[Exercise]
Each record is to be transcribed exactly.

[Records from a collection of figures]
------------------------------------------------------------------------

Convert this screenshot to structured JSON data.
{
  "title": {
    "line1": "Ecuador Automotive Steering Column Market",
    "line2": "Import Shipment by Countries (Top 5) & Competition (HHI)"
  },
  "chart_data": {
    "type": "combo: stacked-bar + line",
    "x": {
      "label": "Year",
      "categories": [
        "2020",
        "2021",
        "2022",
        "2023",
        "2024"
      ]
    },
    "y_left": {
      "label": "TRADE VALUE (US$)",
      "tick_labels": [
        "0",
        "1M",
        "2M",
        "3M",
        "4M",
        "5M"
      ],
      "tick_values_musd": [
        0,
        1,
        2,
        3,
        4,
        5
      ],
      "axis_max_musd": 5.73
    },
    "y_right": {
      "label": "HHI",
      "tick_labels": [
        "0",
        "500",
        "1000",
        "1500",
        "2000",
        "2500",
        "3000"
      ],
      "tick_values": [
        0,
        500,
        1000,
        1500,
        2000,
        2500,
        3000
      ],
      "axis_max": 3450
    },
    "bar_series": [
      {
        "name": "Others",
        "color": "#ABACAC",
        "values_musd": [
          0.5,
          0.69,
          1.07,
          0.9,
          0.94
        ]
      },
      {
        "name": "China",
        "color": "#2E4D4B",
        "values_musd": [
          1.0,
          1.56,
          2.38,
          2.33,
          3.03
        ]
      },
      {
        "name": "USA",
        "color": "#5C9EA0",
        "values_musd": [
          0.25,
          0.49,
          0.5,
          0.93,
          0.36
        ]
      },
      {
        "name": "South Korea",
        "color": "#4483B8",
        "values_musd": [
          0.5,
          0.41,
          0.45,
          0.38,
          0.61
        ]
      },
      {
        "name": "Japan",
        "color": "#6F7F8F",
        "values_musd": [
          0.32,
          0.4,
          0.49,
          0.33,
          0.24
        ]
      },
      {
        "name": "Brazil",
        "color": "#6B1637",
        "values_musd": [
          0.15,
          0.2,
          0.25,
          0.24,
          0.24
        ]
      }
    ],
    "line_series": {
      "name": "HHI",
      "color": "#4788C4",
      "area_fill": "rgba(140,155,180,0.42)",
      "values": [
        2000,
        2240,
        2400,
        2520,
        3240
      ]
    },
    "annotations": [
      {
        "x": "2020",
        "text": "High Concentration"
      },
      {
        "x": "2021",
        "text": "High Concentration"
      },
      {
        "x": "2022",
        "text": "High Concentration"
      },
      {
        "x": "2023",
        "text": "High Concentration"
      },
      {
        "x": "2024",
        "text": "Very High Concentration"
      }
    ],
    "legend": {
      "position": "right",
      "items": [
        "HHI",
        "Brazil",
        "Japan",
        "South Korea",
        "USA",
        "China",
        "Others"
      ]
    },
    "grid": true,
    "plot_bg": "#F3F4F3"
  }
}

------------------------------------------------------------------------

[Final answer]
Convert this screenshot to structured JSON data.
{
  "title": {
    "line1": "Ecuador Automotive Steering Column Market",
    "line2": "Import Shipment by Countries (Top 5) & Competition (HHI)"
  },
  "chart_data": {
    "type": "combo: stacked-bar + line",
    "x": {
      "label": "Year",
      "categories": [
        "2020",
        "2021",
        "2022",
        "2023",
        "2024"
      ]
    },
    "y_left": {
      "label": "TRADE VALUE (US$)",
      "tick_labels": [
        "0",
        "1M",
        "2M",
        "3M",
        "4M",
        "5M"
      ],
      "tick_values_musd": [
        0,
        1,
        2,
        3,
        4,
        5
      ],
      "axis_max_musd": 5.73
    },
    "y_right": {
      "label": "HHI",
      "tick_labels": [
        "0",
        "500",
        "1000",
        "1500",
        "2000",
        "2500",
        "3000"
      ],
      "tick_values": [
        0,
        500,
        1000,
        1500,
        2000,
        2500,
        3000
      ],
      "axis_max": 3450
    },
    "bar_series": [
      {
        "name": "Others",
        "color": "#ABACAC",
        "values_musd": [
          0.5,
          0.69,
          1.07,
          0.9,
          0.94
        ]
      },
      {
        "name": "China",
        "color": "#2E4D4B",
        "values_musd": [
          1.0,
          1.56,
          2.38,
          2.33,
          3.03
        ]
      },
      {
        "name": "USA",
        "color": "#5C9EA0",
        "values_musd": [
          0.25,
          0.49,
          0.5,
          0.93,
          0.36
        ]
      },
      {
        "name": "South Korea",
        "color": "#4483B8",
        "values_musd": [
          0.5,
          0.41,
          0.45,
          0.38,
          0.61
        ]
      },
      {
        "name": "Japan",
        "color": "#6F7F8F",
        "values_musd": [
          0.32,
          0.4,
          0.49,
          0.33,
          0.24
        ]
      },
      {
        "name": "Brazil",
        "color": "#6B1637",
        "values_musd": [
          0.15,
          0.2,
          0.25,
          0.24,
          0.24
        ]
      }
    ],
    "line_series": {
      "name": "HHI",
      "color": "#4788C4",
      "area_fill": "rgba(140,155,180,0.42)",
      "values": [
        2000,
        2240,
        2400,
        2520,
        3240
      ]
    },
    "annotations": [
      {
        "x": "2020",
        "text": "High Concentration"
      },
      {
        "x": "2021",
        "text": "High Concentration"
      },
      {
        "x": "2022",
        "text": "High Concentration"
      },
      {
        "x": "2023",
        "text": "High Concentration"
      },
      {
        "x": "2024",
        "text": "Very High Concentration"
      }
    ],
    "legend": {
      "position": "right",
      "items": [
        "HHI",
        "Brazil",
        "Japan",
        "South Korea",
        "USA",
        "China",
        "Others"
      ]
    },
    "grid": true,
    "plot_bg": "#F3F4F3"
  }
}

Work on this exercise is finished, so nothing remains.